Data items
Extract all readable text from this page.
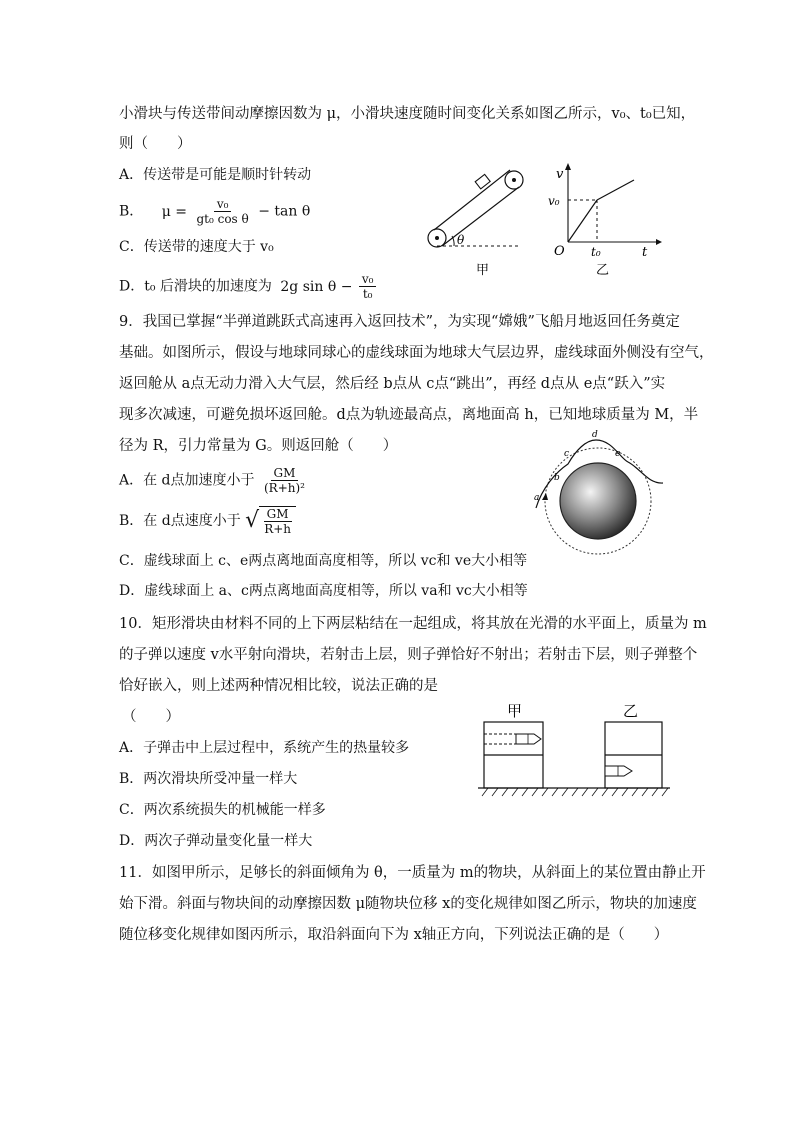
小滑块与传送带间动摩擦因数为 μ，小滑块速度随时间变化关系如图乙所示，v₀、t₀已知，
则（　　）
A．传送带是可能是顺时针转动
B． $\mu = \frac{\text{v₀}}{\text{gt₀ cos θ}} - \tan \theta$
C．传送带的速度大于 v₀
D．t₀ 后滑块的加速度为 2g $\sin \theta - \frac{\text{v₀}}{\text{t₀}}$
θ
甲
v
v₀
O t₀	t
乙
9．我国已掌握“半弹道跳跃式高速再入返回技术”，为实现“嫦娥”飞船月地返回任务奠定
基础。如图所示，假设与地球同球心的虚线球面为地球大气层边界，虚线球面外侧没有空气，
返回舱从 a点无动力滑入大气层，然后经 b点从 c点“跳出”，再经 d点从 e点“跃入”实
现多次减速，可避免损坏返回舱。d点为轨迹最高点，离地面高 h，已知地球质量为 M，半
径为 R，引力常量为 G。则返回舱（　　）
A．在 d点加速度小于 $\frac{GM}{\text{(R+h)²}}$
B．在 d点速度小于 √ $\frac{GM}{R+h}$
C．虚线球面上 c、e两点离地面高度相等，所以 vc和 ve大小相等
D．虚线球面上 a、c两点离地面高度相等，所以 va和 vc大小相等
a
b
c
d
e
10．矩形滑块由材料不同的上下两层粘结在一起组成，将其放在光滑的水平面上，质量为 m
的子弹以速度 v水平射向滑块，若射击上层，则子弹恰好不射出；若射击下层，则子弹整个
恰好嵌入，则上述两种情况相比较，说法正确的是
（　　）
A．子弹击中上层过程中，系统产生的热量较多
B．两次滑块所受冲量一样大
C．两次系统损失的机械能一样多
D．两次子弹动量变化量一样大
甲	乙
11．如图甲所示，足够长的斜面倾角为 θ，一质量为 m的物块，从斜面上的某位置由静止开
始下滑。斜面与物块间的动摩擦因数 μ随物块位移 x的变化规律如图乙所示，物块的加速度
随位移变化规律如图丙所示，取沿斜面向下为 x轴正方向，下列说法正确的是（　　）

**TASK:**
Look over the listing above. Pick out and copy every line that includes "frac".

**RESPONSE TO THIS TASK:**
B． $\mu = \frac{\text{v₀}}{\text{gt₀ cos θ}} - \tan \theta$
D．t₀ 后滑块的加速度为 2g $\sin \theta - \frac{\text{v₀}}{\text{t₀}}$
A．在 d点加速度小于 $\frac{GM}{\text{(R+h)²}}$
B．在 d点速度小于 √ $\frac{GM}{R+h}$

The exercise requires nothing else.